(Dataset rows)

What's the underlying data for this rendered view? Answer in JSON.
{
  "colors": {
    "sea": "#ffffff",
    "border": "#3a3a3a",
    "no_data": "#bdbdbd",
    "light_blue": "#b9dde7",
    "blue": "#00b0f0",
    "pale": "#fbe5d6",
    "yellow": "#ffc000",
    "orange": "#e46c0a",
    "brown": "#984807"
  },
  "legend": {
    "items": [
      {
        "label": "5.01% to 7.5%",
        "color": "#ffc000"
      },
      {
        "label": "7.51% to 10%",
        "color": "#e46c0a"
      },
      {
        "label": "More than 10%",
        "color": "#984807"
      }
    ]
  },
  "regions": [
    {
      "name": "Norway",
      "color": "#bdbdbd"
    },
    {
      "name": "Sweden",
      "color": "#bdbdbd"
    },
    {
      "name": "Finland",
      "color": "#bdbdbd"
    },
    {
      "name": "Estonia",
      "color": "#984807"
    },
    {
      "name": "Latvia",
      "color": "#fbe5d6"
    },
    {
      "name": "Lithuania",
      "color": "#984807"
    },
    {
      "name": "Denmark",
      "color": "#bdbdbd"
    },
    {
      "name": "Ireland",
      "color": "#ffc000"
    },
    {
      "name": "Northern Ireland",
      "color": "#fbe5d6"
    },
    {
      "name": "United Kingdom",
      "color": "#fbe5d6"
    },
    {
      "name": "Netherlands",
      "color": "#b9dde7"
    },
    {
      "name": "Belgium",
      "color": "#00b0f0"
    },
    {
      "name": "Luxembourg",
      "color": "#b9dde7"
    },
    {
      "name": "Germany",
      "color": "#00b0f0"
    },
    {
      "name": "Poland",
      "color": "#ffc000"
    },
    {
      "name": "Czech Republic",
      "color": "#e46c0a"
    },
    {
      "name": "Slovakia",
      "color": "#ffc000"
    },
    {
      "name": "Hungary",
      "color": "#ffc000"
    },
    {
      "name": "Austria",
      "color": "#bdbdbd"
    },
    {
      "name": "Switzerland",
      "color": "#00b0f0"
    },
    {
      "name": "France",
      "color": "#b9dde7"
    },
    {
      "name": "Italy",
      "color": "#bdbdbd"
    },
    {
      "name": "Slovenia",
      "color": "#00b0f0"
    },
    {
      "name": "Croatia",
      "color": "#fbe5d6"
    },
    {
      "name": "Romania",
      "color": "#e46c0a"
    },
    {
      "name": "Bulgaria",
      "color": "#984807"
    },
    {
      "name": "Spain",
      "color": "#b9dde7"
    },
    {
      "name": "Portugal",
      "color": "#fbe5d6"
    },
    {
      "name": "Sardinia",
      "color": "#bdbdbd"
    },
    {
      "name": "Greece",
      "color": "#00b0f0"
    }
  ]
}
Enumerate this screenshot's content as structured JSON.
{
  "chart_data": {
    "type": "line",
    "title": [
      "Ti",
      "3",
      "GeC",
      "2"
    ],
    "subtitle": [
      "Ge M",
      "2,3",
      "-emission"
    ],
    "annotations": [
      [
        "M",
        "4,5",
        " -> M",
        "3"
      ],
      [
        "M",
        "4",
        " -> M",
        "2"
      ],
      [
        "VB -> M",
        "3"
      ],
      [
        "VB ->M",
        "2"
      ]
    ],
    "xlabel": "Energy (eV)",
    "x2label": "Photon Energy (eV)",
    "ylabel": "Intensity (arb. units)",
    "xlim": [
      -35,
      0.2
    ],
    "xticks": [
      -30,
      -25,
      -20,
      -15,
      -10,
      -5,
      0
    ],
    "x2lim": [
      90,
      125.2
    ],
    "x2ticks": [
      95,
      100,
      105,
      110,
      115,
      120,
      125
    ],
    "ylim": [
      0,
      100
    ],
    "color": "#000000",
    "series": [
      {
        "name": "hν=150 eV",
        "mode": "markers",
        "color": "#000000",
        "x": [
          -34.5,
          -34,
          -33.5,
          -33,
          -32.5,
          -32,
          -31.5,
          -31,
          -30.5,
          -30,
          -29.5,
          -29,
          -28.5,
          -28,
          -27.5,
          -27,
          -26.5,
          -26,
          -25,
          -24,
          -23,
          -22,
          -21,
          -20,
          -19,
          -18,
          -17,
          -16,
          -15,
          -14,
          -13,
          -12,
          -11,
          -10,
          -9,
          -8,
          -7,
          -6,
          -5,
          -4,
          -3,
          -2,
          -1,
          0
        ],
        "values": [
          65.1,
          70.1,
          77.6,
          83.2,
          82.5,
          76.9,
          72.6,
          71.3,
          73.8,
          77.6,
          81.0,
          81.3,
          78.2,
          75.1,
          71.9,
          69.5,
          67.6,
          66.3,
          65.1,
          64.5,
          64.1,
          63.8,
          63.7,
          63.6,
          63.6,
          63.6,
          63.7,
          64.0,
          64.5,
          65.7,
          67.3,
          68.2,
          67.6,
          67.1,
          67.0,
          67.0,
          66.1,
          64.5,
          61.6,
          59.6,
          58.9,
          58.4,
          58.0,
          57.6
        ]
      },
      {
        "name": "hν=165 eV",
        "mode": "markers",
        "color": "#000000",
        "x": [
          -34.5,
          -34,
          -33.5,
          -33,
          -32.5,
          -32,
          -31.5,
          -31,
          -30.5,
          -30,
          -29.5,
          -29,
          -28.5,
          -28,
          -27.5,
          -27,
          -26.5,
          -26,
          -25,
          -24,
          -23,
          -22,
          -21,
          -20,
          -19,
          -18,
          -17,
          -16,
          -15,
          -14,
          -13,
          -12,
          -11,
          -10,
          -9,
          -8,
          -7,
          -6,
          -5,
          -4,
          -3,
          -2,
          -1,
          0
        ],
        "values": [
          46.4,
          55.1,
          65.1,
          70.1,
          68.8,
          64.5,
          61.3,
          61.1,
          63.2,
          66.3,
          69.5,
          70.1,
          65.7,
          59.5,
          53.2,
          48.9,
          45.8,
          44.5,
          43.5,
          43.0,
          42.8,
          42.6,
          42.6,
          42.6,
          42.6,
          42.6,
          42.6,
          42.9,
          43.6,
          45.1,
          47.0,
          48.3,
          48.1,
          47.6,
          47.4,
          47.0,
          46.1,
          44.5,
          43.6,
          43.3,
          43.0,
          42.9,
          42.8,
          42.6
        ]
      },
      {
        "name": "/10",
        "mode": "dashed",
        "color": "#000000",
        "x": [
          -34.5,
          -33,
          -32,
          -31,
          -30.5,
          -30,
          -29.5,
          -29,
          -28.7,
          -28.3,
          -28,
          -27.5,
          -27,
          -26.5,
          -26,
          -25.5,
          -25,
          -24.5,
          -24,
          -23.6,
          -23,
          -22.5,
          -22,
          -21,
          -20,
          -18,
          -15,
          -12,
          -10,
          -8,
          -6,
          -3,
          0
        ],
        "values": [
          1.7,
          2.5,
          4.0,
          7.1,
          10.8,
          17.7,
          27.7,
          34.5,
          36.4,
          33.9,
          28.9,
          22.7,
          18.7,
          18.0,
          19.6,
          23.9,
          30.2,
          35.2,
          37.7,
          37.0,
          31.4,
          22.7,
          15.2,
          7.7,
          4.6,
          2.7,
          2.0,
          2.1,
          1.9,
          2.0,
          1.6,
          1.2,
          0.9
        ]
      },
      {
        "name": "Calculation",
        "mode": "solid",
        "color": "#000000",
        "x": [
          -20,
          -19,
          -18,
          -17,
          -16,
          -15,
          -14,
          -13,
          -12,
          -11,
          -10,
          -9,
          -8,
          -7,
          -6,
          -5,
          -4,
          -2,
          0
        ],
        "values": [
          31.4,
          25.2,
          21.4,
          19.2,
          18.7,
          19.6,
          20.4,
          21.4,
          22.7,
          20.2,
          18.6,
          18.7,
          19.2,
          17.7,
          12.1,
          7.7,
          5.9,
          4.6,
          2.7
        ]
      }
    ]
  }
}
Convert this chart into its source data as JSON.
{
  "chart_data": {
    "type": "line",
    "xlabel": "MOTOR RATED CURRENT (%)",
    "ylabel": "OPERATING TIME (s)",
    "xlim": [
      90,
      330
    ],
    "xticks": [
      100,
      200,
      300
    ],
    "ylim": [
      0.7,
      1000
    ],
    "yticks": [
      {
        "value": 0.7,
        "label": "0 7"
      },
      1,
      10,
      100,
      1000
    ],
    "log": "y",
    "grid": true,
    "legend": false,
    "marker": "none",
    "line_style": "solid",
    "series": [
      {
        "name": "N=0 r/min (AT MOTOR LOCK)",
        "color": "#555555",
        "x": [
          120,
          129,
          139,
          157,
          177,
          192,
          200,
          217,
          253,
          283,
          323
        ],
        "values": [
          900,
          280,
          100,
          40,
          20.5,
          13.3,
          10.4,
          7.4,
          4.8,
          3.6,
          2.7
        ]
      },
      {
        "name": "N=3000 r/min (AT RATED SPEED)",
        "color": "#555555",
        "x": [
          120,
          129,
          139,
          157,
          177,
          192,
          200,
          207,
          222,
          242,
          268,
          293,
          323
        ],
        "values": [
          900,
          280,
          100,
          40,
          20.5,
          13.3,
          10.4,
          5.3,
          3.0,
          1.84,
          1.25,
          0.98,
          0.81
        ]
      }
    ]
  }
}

▶ What this task involves
Each line holding "Ireland" must be found and copied.

▶ Exercise output
      "name": "Ireland",
      "name": "Northern Ireland",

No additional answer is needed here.